## Material provided
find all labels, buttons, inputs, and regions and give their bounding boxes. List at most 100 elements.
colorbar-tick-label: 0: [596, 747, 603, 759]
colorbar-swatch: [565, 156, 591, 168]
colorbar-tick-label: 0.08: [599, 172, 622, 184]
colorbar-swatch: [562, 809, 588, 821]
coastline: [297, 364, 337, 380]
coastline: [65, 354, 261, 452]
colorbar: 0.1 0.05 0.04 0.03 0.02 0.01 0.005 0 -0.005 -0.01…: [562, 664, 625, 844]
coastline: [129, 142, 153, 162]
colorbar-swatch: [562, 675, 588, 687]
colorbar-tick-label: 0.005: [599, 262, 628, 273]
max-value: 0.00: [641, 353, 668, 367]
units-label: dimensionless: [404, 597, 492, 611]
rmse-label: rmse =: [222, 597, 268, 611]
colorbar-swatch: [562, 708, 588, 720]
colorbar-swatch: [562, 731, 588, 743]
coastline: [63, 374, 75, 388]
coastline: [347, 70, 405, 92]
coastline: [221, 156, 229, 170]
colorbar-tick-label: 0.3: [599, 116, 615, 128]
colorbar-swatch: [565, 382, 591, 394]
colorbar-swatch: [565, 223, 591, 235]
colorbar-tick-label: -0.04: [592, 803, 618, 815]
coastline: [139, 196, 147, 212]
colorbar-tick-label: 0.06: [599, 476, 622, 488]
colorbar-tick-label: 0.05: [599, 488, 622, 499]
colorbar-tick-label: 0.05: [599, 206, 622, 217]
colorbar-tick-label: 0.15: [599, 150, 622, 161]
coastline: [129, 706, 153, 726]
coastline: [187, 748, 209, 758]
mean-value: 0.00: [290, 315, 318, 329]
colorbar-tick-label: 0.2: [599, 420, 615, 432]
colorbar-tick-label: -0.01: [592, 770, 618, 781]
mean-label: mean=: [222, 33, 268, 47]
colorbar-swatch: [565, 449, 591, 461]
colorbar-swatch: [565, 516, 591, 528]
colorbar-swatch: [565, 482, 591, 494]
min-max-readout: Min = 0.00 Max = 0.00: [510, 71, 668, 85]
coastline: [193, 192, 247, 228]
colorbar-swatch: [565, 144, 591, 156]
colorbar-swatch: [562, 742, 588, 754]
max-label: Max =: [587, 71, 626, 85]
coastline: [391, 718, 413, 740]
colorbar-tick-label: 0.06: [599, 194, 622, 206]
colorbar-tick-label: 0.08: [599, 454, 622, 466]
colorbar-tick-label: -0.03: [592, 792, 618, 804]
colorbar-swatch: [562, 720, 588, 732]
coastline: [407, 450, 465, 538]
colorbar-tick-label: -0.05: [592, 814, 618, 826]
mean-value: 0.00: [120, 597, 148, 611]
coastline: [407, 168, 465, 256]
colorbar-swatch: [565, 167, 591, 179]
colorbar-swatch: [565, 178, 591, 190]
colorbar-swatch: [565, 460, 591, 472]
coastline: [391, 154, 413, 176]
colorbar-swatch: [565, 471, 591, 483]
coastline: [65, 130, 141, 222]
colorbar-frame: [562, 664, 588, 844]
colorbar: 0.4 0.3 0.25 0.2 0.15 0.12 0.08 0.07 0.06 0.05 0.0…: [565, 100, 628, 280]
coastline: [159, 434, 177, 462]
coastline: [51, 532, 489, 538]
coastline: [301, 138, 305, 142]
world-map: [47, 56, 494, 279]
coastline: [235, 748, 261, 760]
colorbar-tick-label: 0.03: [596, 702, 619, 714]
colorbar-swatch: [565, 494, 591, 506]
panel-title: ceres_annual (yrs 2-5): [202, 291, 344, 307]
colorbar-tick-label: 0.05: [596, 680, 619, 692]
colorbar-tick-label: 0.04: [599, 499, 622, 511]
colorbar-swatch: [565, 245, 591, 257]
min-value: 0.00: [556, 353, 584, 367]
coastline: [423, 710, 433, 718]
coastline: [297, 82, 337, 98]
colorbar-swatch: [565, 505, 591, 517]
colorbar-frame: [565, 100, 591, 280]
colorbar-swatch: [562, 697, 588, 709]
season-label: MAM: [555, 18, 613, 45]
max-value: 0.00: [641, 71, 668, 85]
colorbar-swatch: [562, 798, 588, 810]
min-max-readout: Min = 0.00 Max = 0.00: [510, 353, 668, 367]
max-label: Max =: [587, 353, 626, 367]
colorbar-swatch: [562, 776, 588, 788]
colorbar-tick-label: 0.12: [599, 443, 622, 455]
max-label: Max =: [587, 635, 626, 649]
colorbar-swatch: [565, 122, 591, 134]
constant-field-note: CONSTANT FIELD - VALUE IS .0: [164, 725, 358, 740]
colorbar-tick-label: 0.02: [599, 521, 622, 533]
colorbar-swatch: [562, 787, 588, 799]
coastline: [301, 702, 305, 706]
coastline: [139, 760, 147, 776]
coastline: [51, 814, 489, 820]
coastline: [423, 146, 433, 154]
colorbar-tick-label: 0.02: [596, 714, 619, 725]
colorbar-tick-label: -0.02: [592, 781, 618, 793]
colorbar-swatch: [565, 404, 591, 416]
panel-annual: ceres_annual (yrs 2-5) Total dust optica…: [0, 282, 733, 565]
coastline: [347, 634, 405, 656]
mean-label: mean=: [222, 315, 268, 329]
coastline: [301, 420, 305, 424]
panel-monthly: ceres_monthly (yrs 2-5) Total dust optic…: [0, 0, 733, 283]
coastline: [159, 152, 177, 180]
---
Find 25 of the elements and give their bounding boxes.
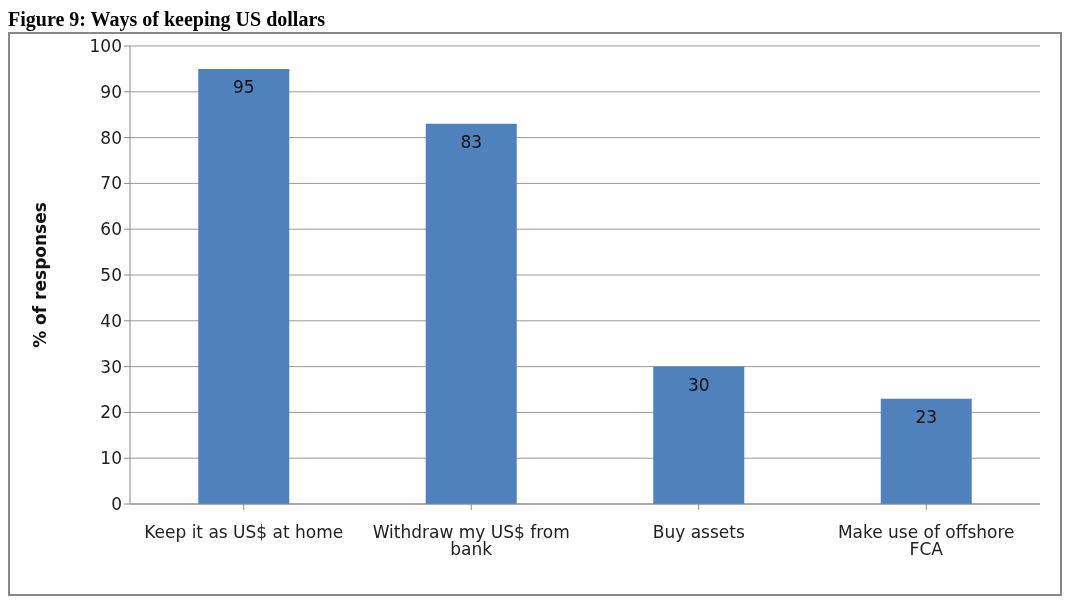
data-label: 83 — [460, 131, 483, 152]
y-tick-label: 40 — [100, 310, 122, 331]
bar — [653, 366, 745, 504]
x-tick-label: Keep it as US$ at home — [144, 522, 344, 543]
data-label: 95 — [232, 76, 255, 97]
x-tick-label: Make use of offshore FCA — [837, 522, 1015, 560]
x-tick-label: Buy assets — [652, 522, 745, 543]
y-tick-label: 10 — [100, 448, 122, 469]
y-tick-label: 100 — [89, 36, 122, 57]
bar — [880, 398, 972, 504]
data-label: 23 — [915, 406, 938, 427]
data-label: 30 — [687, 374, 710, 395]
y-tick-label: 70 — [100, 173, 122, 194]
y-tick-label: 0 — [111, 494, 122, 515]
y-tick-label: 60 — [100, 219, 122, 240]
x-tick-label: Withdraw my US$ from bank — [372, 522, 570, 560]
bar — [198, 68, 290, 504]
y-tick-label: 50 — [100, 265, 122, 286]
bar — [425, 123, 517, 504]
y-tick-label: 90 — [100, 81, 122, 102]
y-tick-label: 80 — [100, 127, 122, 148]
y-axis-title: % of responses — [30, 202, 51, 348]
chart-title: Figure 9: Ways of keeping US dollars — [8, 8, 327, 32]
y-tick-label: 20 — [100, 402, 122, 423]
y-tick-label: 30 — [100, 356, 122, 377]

## Problem requirements
Change "Buy assets" to "Purchase assets" in the lines from the line with "data-label: 83 — [460, 131, 483, 152]" up to and including the line with "y-tick-label: 10 — [100, 448, 122, 469]". Write out only those lines and leave everything else as it stands.

## Solution for this exercise
data-label: 83 — [460, 131, 483, 152]
y-tick-label: 40 — [100, 310, 122, 331]
bar — [653, 366, 745, 504]
x-tick-label: Keep it as US$ at home — [144, 522, 344, 543]
data-label: 95 — [232, 76, 255, 97]
x-tick-label: Make use of offshore FCA — [837, 522, 1015, 560]
x-tick-label: Purchase assets — [652, 522, 745, 543]
y-tick-label: 10 — [100, 448, 122, 469]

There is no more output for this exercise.